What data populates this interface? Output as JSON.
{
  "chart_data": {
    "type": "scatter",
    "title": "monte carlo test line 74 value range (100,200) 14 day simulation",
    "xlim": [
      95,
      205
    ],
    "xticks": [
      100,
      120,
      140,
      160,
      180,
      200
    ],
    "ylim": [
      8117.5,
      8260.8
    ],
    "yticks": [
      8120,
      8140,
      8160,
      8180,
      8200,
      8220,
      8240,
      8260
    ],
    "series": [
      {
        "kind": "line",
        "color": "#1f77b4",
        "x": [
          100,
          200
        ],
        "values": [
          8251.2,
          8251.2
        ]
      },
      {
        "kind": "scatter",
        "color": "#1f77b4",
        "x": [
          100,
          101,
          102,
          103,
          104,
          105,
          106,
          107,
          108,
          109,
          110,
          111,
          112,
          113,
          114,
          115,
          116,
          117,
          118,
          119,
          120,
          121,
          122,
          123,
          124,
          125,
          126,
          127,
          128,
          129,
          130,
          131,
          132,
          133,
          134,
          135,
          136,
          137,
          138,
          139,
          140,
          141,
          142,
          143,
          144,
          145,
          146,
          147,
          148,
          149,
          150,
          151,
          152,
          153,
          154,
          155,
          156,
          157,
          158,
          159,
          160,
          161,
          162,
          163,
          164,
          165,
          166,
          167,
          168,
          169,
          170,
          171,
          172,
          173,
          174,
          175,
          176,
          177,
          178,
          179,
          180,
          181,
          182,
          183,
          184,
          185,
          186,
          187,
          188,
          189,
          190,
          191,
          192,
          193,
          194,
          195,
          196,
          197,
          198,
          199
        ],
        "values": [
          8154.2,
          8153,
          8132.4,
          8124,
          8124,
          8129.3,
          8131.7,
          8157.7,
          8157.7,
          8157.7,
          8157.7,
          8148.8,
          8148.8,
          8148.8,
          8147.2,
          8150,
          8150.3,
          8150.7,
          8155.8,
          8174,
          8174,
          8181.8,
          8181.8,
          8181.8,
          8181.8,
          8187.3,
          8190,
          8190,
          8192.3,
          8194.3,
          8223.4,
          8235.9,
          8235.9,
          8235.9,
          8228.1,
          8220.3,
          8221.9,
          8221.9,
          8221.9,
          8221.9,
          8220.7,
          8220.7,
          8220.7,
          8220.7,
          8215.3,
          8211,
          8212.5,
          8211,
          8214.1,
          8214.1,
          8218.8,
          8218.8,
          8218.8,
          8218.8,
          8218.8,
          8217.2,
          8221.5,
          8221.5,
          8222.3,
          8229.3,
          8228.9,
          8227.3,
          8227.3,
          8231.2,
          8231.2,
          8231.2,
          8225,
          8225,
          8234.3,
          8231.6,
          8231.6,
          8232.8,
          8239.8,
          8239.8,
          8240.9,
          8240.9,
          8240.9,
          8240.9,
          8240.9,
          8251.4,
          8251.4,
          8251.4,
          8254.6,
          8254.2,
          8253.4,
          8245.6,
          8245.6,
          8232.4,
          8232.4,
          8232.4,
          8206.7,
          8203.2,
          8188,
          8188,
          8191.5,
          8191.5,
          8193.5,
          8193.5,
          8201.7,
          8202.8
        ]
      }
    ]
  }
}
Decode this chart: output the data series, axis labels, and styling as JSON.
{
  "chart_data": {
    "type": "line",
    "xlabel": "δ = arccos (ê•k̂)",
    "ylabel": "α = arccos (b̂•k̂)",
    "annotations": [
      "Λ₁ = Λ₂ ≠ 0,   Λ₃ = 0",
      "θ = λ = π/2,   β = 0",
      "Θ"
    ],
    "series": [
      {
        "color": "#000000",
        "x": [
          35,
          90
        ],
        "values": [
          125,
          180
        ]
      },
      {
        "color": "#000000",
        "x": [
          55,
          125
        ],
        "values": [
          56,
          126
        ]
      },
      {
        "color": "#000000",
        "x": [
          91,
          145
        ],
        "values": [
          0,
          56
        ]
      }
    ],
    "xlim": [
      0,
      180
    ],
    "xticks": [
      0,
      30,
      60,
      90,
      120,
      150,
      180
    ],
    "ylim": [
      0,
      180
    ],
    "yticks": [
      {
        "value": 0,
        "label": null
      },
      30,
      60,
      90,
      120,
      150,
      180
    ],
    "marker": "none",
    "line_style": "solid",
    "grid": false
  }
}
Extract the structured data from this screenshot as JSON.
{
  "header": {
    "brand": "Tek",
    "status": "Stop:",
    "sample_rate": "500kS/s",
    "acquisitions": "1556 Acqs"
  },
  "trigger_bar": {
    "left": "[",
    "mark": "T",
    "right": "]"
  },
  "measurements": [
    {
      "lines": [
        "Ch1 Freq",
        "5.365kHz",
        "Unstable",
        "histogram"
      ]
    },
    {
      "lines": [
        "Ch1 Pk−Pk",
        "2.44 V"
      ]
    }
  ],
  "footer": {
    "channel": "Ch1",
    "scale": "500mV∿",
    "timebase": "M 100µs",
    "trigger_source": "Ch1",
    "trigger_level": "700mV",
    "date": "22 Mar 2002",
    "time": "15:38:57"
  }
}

- STATED TASK: Copy down the whole of the data above, matching it exactly.

- EXERCISE ANSWER:
What data populates this interface? Output as JSON.
{
  "chart_data": {
    "type": "scatter",
    "title": "monte carlo test line 74 value range (100,200) 14 day simulation",
    "xlim": [
      95,
      205
    ],
    "xticks": [
      100,
      120,
      140,
      160,
      180,
      200
    ],
    "ylim": [
      8117.5,
      8260.8
    ],
    "yticks": [
      8120,
      8140,
      8160,
      8180,
      8200,
      8220,
      8240,
      8260
    ],
    "series": [
      {
        "kind": "line",
        "color": "#1f77b4",
        "x": [
          100,
          200
        ],
        "values": [
          8251.2,
          8251.2
        ]
      },
      {
        "kind": "scatter",
        "color": "#1f77b4",
        "x": [
          100,
          101,
          102,
          103,
          104,
          105,
          106,
          107,
          108,
          109,
          110,
          111,
          112,
          113,
          114,
          115,
          116,
          117,
          118,
          119,
          120,
          121,
          122,
          123,
          124,
          125,
          126,
          127,
          128,
          129,
          130,
          131,
          132,
          133,
          134,
          135,
          136,
          137,
          138,
          139,
          140,
          141,
          142,
          143,
          144,
          145,
          146,
          147,
          148,
          149,
          150,
          151,
          152,
          153,
          154,
          155,
          156,
          157,
          158,
          159,
          160,
          161,
          162,
          163,
          164,
          165,
          166,
          167,
          168,
          169,
          170,
          171,
          172,
          173,
          174,
          175,
          176,
          177,
          178,
          179,
          180,
          181,
          182,
          183,
          184,
          185,
          186,
          187,
          188,
          189,
          190,
          191,
          192,
          193,
          194,
          195,
          196,
          197,
          198,
          199
        ],
        "values": [
          8154.2,
          8153,
          8132.4,
          8124,
          8124,
          8129.3,
          8131.7,
          8157.7,
          8157.7,
          8157.7,
          8157.7,
          8148.8,
          8148.8,
          8148.8,
          8147.2,
          8150,
          8150.3,
          8150.7,
          8155.8,
          8174,
          8174,
          8181.8,
          8181.8,
          8181.8,
          8181.8,
          8187.3,
          8190,
          8190,
          8192.3,
          8194.3,
          8223.4,
          8235.9,
          8235.9,
          8235.9,
          8228.1,
          8220.3,
          8221.9,
          8221.9,
          8221.9,
          8221.9,
          8220.7,
          8220.7,
          8220.7,
          8220.7,
          8215.3,
          8211,
          8212.5,
          8211,
          8214.1,
          8214.1,
          8218.8,
          8218.8,
          8218.8,
          8218.8,
          8218.8,
          8217.2,
          8221.5,
          8221.5,
          8222.3,
          8229.3,
          8228.9,
          8227.3,
          8227.3,
          8231.2,
          8231.2,
          8231.2,
          8225,
          8225,
          8234.3,
          8231.6,
          8231.6,
          8232.8,
          8239.8,
          8239.8,
          8240.9,
          8240.9,
          8240.9,
          8240.9,
          8240.9,
          8251.4,
          8251.4,
          8251.4,
          8254.6,
          8254.2,
          8253.4,
          8245.6,
          8245.6,
          8232.4,
          8232.4,
          8232.4,
          8206.7,
          8203.2,
          8188,
          8188,
          8191.5,
          8191.5,
          8193.5,
          8193.5,
          8201.7,
          8202.8
        ]
      }
    ]
  }
}
Decode this chart: output the data series, axis labels, and styling as JSON.
{
  "chart_data": {
    "type": "line",
    "xlabel": "δ = arccos (ê•k̂)",
    "ylabel": "α = arccos (b̂•k̂)",
    "annotations": [
      "Λ₁ = Λ₂ ≠ 0,   Λ₃ = 0",
      "θ = λ = π/2,   β = 0",
      "Θ"
    ],
    "series": [
      {
        "color": "#000000",
        "x": [
          35,
          90
        ],
        "values": [
          125,
          180
        ]
      },
      {
        "color": "#000000",
        "x": [
          55,
          125
        ],
        "values": [
          56,
          126
        ]
      },
      {
        "color": "#000000",
        "x": [
          91,
          145
        ],
        "values": [
          0,
          56
        ]
      }
    ],
    "xlim": [
      0,
      180
    ],
    "xticks": [
      0,
      30,
      60,
      90,
      120,
      150,
      180
    ],
    "ylim": [
      0,
      180
    ],
    "yticks": [
      {
        "value": 0,
        "label": null
      },
      30,
      60,
      90,
      120,
      150,
      180
    ],
    "marker": "none",
    "line_style": "solid",
    "grid": false
  }
}
Extract the structured data from this screenshot as JSON.
{
  "header": {
    "brand": "Tek",
    "status": "Stop:",
    "sample_rate": "500kS/s",
    "acquisitions": "1556 Acqs"
  },
  "trigger_bar": {
    "left": "[",
    "mark": "T",
    "right": "]"
  },
  "measurements": [
    {
      "lines": [
        "Ch1 Freq",
        "5.365kHz",
        "Unstable",
        "histogram"
      ]
    },
    {
      "lines": [
        "Ch1 Pk−Pk",
        "2.44 V"
      ]
    }
  ],
  "footer": {
    "channel": "Ch1",
    "scale": "500mV∿",
    "timebase": "M 100µs",
    "trigger_source": "Ch1",
    "trigger_level": "700mV",
    "date": "22 Mar 2002",
    "time": "15:38:57"
  }
}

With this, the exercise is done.